Task instructions => Would you copy out the whole listing exactly as given?

Data extracted from a collection:
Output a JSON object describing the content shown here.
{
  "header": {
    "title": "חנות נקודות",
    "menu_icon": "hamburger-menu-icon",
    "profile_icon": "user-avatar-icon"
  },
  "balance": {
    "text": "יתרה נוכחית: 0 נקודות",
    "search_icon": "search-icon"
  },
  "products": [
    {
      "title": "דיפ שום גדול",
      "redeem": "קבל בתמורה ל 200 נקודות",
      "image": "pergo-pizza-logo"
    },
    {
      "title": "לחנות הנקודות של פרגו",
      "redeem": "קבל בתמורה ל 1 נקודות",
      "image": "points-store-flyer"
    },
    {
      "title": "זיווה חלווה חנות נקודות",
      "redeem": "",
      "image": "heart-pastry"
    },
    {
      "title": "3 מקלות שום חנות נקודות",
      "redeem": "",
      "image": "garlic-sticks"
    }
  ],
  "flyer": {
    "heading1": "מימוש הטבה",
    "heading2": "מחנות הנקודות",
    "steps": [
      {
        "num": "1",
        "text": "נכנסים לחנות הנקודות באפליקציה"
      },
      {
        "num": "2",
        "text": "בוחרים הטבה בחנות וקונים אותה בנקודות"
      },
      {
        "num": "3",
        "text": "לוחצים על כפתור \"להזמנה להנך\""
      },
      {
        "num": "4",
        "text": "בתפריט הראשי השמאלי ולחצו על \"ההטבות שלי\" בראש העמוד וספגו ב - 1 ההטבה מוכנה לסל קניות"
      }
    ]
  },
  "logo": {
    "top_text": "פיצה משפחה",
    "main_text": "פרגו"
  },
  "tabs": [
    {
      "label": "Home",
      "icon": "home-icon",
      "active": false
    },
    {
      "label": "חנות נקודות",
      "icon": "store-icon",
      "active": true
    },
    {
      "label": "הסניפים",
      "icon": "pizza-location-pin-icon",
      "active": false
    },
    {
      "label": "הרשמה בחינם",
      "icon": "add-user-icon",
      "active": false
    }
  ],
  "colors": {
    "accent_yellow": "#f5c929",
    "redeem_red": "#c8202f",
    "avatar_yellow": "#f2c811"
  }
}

Exercise output =>
Output a JSON object describing the content shown here.
{
  "header": {
    "title": "חנות נקודות",
    "menu_icon": "hamburger-menu-icon",
    "profile_icon": "user-avatar-icon"
  },
  "balance": {
    "text": "יתרה נוכחית: 0 נקודות",
    "search_icon": "search-icon"
  },
  "products": [
    {
      "title": "דיפ שום גדול",
      "redeem": "קבל בתמורה ל 200 נקודות",
      "image": "pergo-pizza-logo"
    },
    {
      "title": "לחנות הנקודות של פרגו",
      "redeem": "קבל בתמורה ל 1 נקודות",
      "image": "points-store-flyer"
    },
    {
      "title": "זיווה חלווה חנות נקודות",
      "redeem": "",
      "image": "heart-pastry"
    },
    {
      "title": "3 מקלות שום חנות נקודות",
      "redeem": "",
      "image": "garlic-sticks"
    }
  ],
  "flyer": {
    "heading1": "מימוש הטבה",
    "heading2": "מחנות הנקודות",
    "steps": [
      {
        "num": "1",
        "text": "נכנסים לחנות הנקודות באפליקציה"
      },
      {
        "num": "2",
        "text": "בוחרים הטבה בחנות וקונים אותה בנקודות"
      },
      {
        "num": "3",
        "text": "לוחצים על כפתור \"להזמנה להנך\""
      },
      {
        "num": "4",
        "text": "בתפריט הראשי השמאלי ולחצו על \"ההטבות שלי\" בראש העמוד וספגו ב - 1 ההטבה מוכנה לסל קניות"
      }
    ]
  },
  "logo": {
    "top_text": "פיצה משפחה",
    "main_text": "פרגו"
  },
  "tabs": [
    {
      "label": "Home",
      "icon": "home-icon",
      "active": false
    },
    {
      "label": "חנות נקודות",
      "icon": "store-icon",
      "active": true
    },
    {
      "label": "הסניפים",
      "icon": "pizza-location-pin-icon",
      "active": false
    },
    {
      "label": "הרשמה בחינם",
      "icon": "add-user-icon",
      "active": false
    }
  ],
  "colors": {
    "accent_yellow": "#f5c929",
    "redeem_red": "#c8202f",
    "avatar_yellow": "#f2c811"
  }
}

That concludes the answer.